### Rows from a dataset
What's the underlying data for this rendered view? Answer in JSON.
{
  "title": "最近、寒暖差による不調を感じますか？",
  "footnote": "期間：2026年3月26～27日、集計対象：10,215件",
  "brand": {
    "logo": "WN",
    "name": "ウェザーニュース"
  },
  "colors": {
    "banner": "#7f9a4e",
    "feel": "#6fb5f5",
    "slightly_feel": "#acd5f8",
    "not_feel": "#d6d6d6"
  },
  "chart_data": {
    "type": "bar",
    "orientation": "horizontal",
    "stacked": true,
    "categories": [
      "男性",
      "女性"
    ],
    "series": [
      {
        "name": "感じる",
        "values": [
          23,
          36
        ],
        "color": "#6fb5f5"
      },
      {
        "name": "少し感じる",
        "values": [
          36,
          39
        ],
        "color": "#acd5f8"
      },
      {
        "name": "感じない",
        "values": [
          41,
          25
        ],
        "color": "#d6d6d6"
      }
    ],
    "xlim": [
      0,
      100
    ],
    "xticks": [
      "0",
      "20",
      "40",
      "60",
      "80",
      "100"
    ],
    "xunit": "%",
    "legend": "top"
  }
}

### WHAT THIS TASK INVOLVES
Above are the records. Identify each line that contains the word "name".

### CORRECT RESULT
    "name": "ウェザーニュース"
        "name": "感じる",
        "name": "少し感じる",
        "name": "感じない",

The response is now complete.